**Objective:** Copy out every record below exactly as written, but leave out any pictures.

------ Task material

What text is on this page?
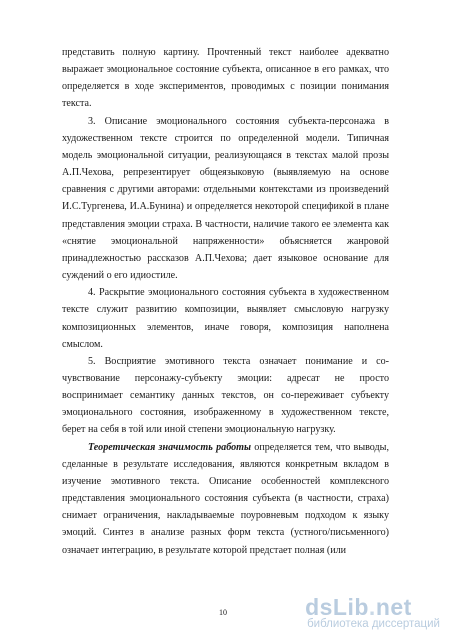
представить полную картину. Прочтенный текст наиболее адекватно выражает эмоциональное состояние субъекта, описанное в его рамках, что определяется в ходе экспериментов, проводимых с позиции понимания текста.

3. Описание эмоционального состояния субъекта-персонажа в художественном тексте строится по определенной модели. Типичная модель эмоциональной ситуации, реализующаяся в текстах малой прозы А.П.Чехова, репрезентирует общеязыковую (выявляемую на основе сравнения с другими авторами: отдельными контекстами из произведений И.С.Тургенева, И.А.Бунина) и определяется некоторой спецификой в плане представления эмоции страха. В частности, наличие такого ее элемента как «снятие эмоциональной напряженности» объясняется жанровой принадлежностью рассказов А.П.Чехова; дает языковое основание для суждений о его идиостиле.

4. Раскрытие эмоционального состояния субъекта в художественном тексте служит развитию композиции, выявляет смысловую нагрузку композиционных элементов, иначе говоря, композиция наполнена смыслом.

5. Восприятие эмотивного текста означает понимание и со-чувствование персонажу-субъекту эмоции: адресат не просто воспринимает семантику данных текстов, он со-переживает субъекту эмоционального состояния, изображенному в художественном тексте, берет на себя в той или иной степени эмоциональную нагрузку.

Теоретическая значимость работы определяется тем, что выводы, сделанные в результате исследования, являются конкретным вкладом в изучение эмотивного текста. Описание особенностей комплексного представления эмоционального состояния субъекта (в частности, страха) снимает ограничения, накладываемые поуровневым подходом к языку эмоций. Синтез в анализе разных форм текста (устного/письменного) означает интеграцию, в результате которой предстает полная (или

10	dsLib.net
библиотека диссертаций
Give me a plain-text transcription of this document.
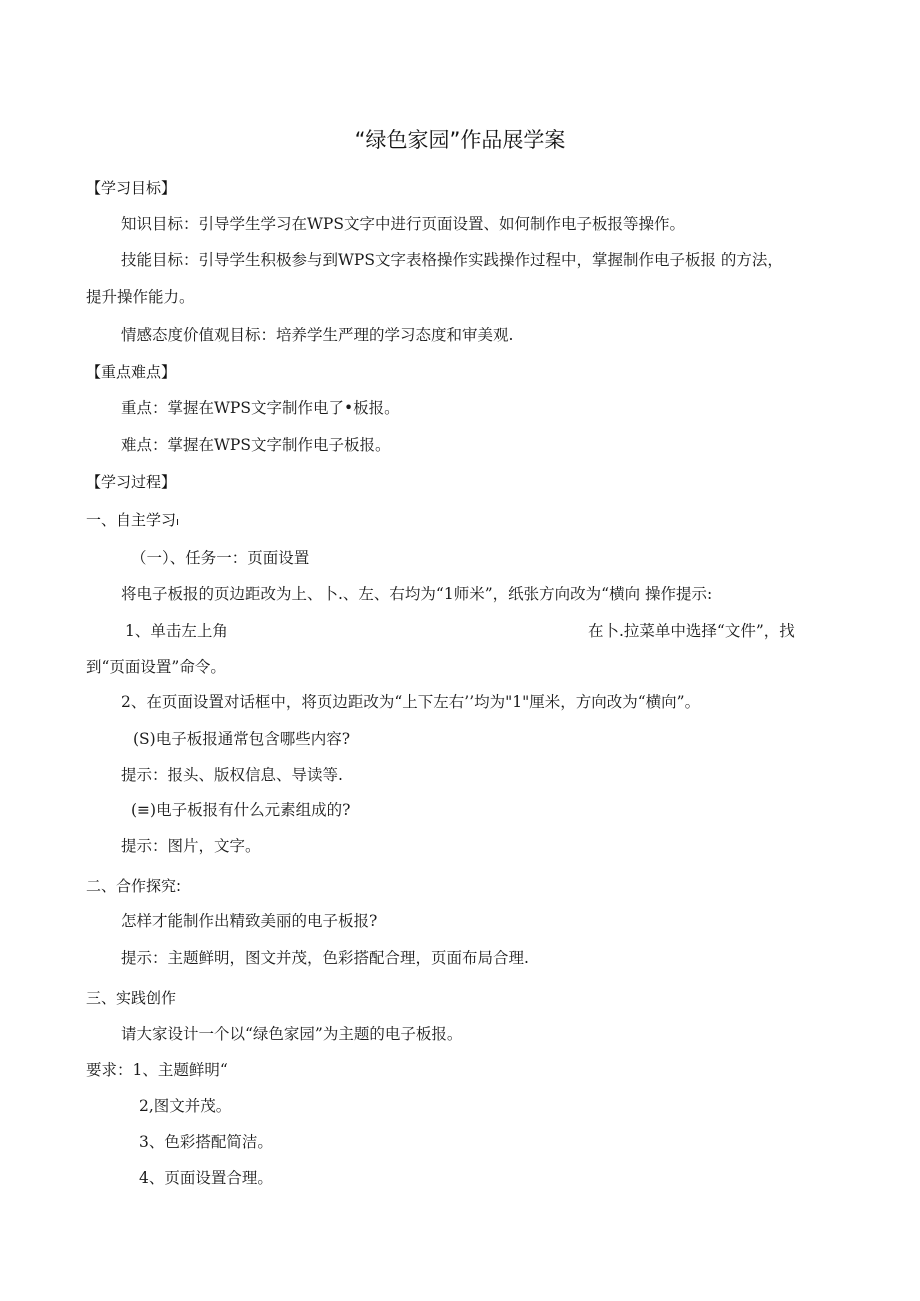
“绿色家园”作品展学案
【学习目标】
知识目标：引导学生学习在WPS文字中进行页面设置、如何制作电子板报等操作。
技能目标：引导学生积极参与到WPS文字表格操作实践操作过程中，掌握制作电子板报 的方法，
提升操作能力。
情感态度价值观目标：培养学生严理的学习态度和审美观.
【重点难点】
重点：掌握在WPS文字制作电了•板报。
难点：掌握在WPS文字制作电子板报。
【学习过程】
一、自主学习ı
（一）、任务一：页面设置
将电子板报的页边距改为上、卜.、左、右均为“1师米”，纸张方向改为“横向 操作提示:
1、单击左上角	在卜.拉菜单中选择“文件”，找
到“页面设置”命令。
2、在页面设置对话框中，将页边距改为“上下左右’’均为"1"厘米，方向改为“横向”。
(S)电子板报通常包含哪些内容?
提示：报头、版权信息、导读等.
(≡)电子板报有什么元素组成的?
提示：图片，文字。
二、合作探究:
怎样才能制作出精致美丽的电子板报?
提示：主题鲜明，图文并茂，色彩搭配合理，页面布局合理.
三、实践创作
请大家设计一个以“绿色家园”为主题的电子板报。
要求：1、主题鲜明“
2,图文并茂。
3、色彩搭配简洁。
4、页面设置合理。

------------

**Task result:**
What text is on this page?
представить полную картину. Прочтенный текст наиболее адекватно выражает эмоциональное состояние субъекта, описанное в его рамках, что определяется в ходе экспериментов, проводимых с позиции понимания текста.

3. Описание эмоционального состояния субъекта-персонажа в художественном тексте строится по определенной модели. Типичная модель эмоциональной ситуации, реализующаяся в текстах малой прозы А.П.Чехова, репрезентирует общеязыковую (выявляемую на основе сравнения с другими авторами: отдельными контекстами из произведений И.С.Тургенева, И.А.Бунина) и определяется некоторой спецификой в плане представления эмоции страха. В частности, наличие такого ее элемента как «снятие эмоциональной напряженности» объясняется жанровой принадлежностью рассказов А.П.Чехова; дает языковое основание для суждений о его идиостиле.

4. Раскрытие эмоционального состояния субъекта в художественном тексте служит развитию композиции, выявляет смысловую нагрузку композиционных элементов, иначе говоря, композиция наполнена смыслом.

5. Восприятие эмотивного текста означает понимание и со-чувствование персонажу-субъекту эмоции: адресат не просто воспринимает семантику данных текстов, он со-переживает субъекту эмоционального состояния, изображенному в художественном тексте, берет на себя в той или иной степени эмоциональную нагрузку.

Теоретическая значимость работы определяется тем, что выводы, сделанные в результате исследования, являются конкретным вкладом в изучение эмотивного текста. Описание особенностей комплексного представления эмоционального состояния субъекта (в частности, страха) снимает ограничения, накладываемые поуровневым подходом к языку эмоций. Синтез в анализе разных форм текста (устного/письменного) означает интеграцию, в результате которой предстает полная (или

10	dsLib.net
библиотека диссертаций
Give me a plain-text transcription of this document.
“绿色家园”作品展学案
【学习目标】
知识目标：引导学生学习在WPS文字中进行页面设置、如何制作电子板报等操作。
技能目标：引导学生积极参与到WPS文字表格操作实践操作过程中，掌握制作电子板报 的方法，
提升操作能力。
情感态度价值观目标：培养学生严理的学习态度和审美观.
【重点难点】
重点：掌握在WPS文字制作电了•板报。
难点：掌握在WPS文字制作电子板报。
【学习过程】
一、自主学习ı
（一）、任务一：页面设置
将电子板报的页边距改为上、卜.、左、右均为“1师米”，纸张方向改为“横向 操作提示:
1、单击左上角	在卜.拉菜单中选择“文件”，找
到“页面设置”命令。
2、在页面设置对话框中，将页边距改为“上下左右’’均为"1"厘米，方向改为“横向”。
(S)电子板报通常包含哪些内容?
提示：报头、版权信息、导读等.
(≡)电子板报有什么元素组成的?
提示：图片，文字。
二、合作探究:
怎样才能制作出精致美丽的电子板报?
提示：主题鲜明，图文并茂，色彩搭配合理，页面布局合理.
三、实践创作
请大家设计一个以“绿色家园”为主题的电子板报。
要求：1、主题鲜明“
2,图文并茂。
3、色彩搭配简洁。
4、页面设置合理。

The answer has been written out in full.